→ Work to be completed: Search the material for the word "between" and copy each line that holds it.

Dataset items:

________________________

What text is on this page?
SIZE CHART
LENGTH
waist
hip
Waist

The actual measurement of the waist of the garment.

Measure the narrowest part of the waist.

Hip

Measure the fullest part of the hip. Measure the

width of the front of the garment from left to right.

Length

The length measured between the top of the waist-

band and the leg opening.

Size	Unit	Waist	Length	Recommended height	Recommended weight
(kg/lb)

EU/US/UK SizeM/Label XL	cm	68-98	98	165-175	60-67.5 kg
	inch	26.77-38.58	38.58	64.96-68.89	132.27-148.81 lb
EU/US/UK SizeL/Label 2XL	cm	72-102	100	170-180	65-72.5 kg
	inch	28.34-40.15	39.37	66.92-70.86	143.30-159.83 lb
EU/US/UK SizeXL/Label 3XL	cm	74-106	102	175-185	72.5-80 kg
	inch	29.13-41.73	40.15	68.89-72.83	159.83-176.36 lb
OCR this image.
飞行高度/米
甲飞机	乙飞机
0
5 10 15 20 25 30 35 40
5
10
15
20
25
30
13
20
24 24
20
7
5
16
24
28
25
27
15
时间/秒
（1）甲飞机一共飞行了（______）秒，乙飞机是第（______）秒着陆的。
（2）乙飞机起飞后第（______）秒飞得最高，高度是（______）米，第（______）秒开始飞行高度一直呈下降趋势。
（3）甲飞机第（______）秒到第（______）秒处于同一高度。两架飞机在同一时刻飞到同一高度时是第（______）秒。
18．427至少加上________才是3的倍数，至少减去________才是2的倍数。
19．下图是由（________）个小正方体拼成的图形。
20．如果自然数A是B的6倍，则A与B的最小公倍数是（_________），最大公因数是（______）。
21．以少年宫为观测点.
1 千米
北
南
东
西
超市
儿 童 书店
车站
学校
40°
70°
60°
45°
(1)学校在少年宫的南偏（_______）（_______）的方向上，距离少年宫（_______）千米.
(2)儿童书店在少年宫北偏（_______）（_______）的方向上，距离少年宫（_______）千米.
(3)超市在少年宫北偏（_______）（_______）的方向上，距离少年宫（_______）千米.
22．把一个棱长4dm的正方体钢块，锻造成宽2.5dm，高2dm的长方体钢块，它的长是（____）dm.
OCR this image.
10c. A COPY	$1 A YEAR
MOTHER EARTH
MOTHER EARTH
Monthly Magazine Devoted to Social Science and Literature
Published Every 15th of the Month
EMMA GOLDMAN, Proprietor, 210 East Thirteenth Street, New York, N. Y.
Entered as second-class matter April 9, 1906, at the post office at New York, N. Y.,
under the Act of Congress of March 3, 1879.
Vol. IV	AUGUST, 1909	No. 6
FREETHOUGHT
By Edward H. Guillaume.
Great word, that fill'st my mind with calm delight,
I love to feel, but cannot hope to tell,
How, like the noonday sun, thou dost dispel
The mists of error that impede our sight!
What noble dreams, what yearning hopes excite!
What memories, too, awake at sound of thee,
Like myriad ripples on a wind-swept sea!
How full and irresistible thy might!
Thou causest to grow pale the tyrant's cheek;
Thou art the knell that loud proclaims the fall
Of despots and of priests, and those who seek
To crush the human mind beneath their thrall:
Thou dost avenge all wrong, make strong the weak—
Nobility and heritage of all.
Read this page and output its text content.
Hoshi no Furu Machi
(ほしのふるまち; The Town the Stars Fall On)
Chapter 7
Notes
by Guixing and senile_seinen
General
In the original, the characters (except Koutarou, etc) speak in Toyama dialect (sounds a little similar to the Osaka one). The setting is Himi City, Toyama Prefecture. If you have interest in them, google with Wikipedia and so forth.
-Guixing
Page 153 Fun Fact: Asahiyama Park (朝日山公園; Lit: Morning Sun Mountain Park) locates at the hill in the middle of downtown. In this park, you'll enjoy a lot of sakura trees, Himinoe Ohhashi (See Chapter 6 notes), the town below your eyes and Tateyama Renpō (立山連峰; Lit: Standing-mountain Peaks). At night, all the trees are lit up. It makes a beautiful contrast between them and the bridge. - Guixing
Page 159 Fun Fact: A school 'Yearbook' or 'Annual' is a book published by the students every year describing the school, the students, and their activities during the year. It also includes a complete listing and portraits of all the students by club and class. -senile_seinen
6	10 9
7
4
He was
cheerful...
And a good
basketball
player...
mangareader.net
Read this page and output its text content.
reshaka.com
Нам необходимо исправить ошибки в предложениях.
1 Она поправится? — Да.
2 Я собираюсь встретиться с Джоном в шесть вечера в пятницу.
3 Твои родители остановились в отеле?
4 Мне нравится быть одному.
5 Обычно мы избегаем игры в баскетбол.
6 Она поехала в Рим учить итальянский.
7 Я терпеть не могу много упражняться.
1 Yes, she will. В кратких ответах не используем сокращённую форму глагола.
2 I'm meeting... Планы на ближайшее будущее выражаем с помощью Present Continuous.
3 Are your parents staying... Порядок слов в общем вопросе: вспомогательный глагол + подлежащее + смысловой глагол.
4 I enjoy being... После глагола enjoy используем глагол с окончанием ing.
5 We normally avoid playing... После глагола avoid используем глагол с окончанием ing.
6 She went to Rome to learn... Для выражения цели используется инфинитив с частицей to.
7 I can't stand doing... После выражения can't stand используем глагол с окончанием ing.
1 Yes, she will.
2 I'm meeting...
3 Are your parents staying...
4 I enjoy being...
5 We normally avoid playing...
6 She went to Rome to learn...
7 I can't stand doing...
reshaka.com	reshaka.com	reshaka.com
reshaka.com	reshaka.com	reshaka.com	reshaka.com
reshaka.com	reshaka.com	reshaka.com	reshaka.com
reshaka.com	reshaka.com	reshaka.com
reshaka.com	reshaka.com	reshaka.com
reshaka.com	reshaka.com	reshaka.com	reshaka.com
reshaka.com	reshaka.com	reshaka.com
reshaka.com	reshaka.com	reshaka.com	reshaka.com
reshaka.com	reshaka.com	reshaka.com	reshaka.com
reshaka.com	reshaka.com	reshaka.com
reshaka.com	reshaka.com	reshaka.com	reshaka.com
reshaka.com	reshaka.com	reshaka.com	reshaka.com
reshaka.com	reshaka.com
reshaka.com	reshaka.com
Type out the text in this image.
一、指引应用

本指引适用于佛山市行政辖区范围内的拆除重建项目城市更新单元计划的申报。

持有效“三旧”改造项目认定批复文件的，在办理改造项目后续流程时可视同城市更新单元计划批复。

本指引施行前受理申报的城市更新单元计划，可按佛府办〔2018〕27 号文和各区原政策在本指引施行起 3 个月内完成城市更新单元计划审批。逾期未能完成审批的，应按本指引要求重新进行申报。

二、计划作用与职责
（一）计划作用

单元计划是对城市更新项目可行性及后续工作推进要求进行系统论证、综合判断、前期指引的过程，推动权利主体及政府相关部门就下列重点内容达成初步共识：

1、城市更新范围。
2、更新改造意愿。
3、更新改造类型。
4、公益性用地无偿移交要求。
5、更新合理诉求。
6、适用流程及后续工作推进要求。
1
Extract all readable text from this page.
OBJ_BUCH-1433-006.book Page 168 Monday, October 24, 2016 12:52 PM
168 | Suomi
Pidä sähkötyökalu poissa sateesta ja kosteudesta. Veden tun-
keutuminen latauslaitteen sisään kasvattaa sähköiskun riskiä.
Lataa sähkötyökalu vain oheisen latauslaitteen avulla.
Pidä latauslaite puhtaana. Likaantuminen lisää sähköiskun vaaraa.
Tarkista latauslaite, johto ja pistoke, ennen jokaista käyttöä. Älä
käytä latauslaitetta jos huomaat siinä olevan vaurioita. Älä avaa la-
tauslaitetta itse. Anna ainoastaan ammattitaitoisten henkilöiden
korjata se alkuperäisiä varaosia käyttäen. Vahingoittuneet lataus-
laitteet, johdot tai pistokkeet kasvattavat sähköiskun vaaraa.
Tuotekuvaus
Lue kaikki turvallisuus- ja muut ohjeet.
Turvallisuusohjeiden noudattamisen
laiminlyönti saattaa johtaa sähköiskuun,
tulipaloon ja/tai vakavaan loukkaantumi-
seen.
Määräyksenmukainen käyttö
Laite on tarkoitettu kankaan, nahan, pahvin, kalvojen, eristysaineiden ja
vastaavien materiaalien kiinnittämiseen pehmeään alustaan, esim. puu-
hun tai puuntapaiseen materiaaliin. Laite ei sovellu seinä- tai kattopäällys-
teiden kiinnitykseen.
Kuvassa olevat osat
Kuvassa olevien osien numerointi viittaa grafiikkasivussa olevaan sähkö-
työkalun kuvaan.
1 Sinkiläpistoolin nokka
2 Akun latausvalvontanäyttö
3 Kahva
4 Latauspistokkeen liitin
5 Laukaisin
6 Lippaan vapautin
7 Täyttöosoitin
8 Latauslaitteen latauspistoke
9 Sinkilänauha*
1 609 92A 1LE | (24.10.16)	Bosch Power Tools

________________________

→ Output below:
The length measured between the top of the waist-
Page 153 Fun Fact: Asahiyama Park (朝日山公園; Lit: Morning Sun Mountain Park) locates at the hill in the middle of downtown. In this park, you'll enjoy a lot of sakura trees, Himinoe Ohhashi (See Chapter 6 notes), the town below your eyes and Tateyama Renpō (立山連峰; Lit: Standing-mountain Peaks). At night, all the trees are lit up. It makes a beautiful contrast between them and the bridge. - Guixing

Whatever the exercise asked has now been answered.